(Beginning of STUDY TEXT)

Claude Code as an orchestrator (skill-based parallel pattern)

When Claude Code is used as an orchestrator — via a skill like Subtask, a custom Claude Code plugin, or any workflow that spawns subagents inside the same Claude Code session — Ravi needs to be callable from within the running session, not just from a setup script run before launch.

This is a different problem from the pre-launch config injection approach used by wrapper orchestrators like amux or Claude Squad.

Pre-launch vs. in-session: when each pattern applies

Pre-launch config injection works when the orchestrator controls the agent’s startup environment — a shell script, a Makefile, or a .aperant/setup.sh that runs before the agent process starts. You write a .ravi/config.json into each worktree root and the agent finds it automatically via CWD resolution.

# Pre-launch: orchestrator setup script writes config before agent starts
mkdir -p "$WORKTREE/.ravi"
cat > "$WORKTREE/.ravi/config.json" <<EOF
{ "identity": "task-$TASK_ID" }
EOF

In-session provisioning is needed when the orchestrator is itself a Claude Code plugin or skill — spawning subagents via tool calls like Bash(subtask draft ...) rather than via subprocess launch. In this case, Ravi must be accessible as a callable tool from within the session.

Option 1: Ravi MCP server (preferred for in-session use)

The Ravi MCP server exposes all ravi_* tools natively. When registered in Claude Code’s MCP config, Ravi calls become first-class tool invocations — no subprocess, no shell dependency.

Add to ~/.claude/mcp.json:

{
  "mcpServers": {
    "ravi": {
      "command": "npx",
      "args": ["-y", "@ravi-hq/mcp-server"],
      "env": {
        "RAVI_ACCESS_TOKEN": "${RAVI_ACCESS_TOKEN}"
      }
    }
  }
}

Once registered, Claude Code can call ravi_identity_create, ravi_inbox_sms, ravi_secrets_get, and all other Ravi tools directly — making in-session provisioning identical to any other tool use.

(End of STUDY TEXT)
(Beginning of DATASET RECORDS)

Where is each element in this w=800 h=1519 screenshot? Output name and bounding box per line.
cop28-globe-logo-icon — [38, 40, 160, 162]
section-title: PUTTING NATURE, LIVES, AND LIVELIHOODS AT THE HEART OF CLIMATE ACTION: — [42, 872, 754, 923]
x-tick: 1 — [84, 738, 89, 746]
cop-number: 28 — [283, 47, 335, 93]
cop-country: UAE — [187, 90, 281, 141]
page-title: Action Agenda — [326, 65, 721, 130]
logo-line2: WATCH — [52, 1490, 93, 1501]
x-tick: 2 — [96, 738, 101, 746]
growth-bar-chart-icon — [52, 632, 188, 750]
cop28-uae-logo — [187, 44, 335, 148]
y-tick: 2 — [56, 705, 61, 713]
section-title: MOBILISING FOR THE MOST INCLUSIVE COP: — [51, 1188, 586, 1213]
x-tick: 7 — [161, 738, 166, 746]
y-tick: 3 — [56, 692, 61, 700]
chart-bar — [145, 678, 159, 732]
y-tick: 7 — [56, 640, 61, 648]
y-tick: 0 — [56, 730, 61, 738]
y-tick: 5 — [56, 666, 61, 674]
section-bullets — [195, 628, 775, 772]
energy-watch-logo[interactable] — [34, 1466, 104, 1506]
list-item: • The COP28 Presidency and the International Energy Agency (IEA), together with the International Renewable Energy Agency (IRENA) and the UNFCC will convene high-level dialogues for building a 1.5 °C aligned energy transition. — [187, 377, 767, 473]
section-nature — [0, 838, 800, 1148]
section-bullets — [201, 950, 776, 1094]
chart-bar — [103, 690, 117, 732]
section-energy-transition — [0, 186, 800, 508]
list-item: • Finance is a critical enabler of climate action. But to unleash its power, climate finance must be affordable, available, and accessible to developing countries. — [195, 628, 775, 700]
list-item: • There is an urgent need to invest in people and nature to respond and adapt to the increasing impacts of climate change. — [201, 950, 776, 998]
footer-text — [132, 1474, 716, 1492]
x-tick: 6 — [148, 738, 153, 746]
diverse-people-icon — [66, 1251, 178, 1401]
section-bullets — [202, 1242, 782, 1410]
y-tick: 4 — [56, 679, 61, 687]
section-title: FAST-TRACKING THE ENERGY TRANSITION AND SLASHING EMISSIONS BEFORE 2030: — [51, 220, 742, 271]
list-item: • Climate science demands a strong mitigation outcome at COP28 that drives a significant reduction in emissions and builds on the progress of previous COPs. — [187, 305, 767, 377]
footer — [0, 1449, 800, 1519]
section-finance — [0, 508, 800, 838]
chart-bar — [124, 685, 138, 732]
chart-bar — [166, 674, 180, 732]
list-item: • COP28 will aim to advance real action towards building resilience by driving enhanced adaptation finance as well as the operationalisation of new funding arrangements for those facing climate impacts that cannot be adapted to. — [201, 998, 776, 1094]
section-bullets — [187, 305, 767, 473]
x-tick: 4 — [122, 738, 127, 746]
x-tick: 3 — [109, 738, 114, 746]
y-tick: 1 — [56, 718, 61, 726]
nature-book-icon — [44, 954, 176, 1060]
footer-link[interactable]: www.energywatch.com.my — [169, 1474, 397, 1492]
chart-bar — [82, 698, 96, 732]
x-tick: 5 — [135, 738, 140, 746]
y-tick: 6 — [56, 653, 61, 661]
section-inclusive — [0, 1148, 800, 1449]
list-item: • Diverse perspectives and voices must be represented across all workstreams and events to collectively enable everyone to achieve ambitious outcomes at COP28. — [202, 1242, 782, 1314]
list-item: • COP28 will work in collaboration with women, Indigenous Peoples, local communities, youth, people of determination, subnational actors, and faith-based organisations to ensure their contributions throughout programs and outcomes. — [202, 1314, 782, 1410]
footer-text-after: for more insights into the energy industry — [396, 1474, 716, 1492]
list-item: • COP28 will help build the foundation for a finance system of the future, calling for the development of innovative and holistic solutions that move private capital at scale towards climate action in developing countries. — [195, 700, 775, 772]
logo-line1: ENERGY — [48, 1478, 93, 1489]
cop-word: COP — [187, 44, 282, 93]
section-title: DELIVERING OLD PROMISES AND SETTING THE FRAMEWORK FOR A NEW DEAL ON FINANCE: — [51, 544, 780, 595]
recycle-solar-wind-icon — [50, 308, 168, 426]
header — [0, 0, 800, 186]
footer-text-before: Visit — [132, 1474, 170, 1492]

(End of DATASET RECORDS)

* EXERCISE TASKS:
a – Answer these questions from the orchestrator text:
(i) Which wrapper orchestrators are named as using pre-launch config injection?
(ii) In the pre-launch approach, how does the agent find the config file?
(iii) Which file is the Ravi MCP server entry added to?
b – Translate this sentence from the orchestrator text into Spanish: "The Ravi MCP server exposes all ravi_* tools natively."
c – Copy the orchestrator text word for word, beginning at the words "When Claude Code" and stopping after "run before launch.".

* ANSWERS FOR EACH ITEM:
a –
(i) amux and Claude Squad.
(ii) It finds it automatically via CWD resolution.
(iii) ~/.claude/mcp.json.

b – El servidor MCP de Ravi expone de forma nativa todas las herramientas ravi_*.

c –
When Claude Code is used as an orchestrator — via a skill like Subtask, a custom Claude Code plugin, or any workflow that spawns subagents inside the same Claude Code session — Ravi needs to be callable from within the running session, not just from a setup script run before launch.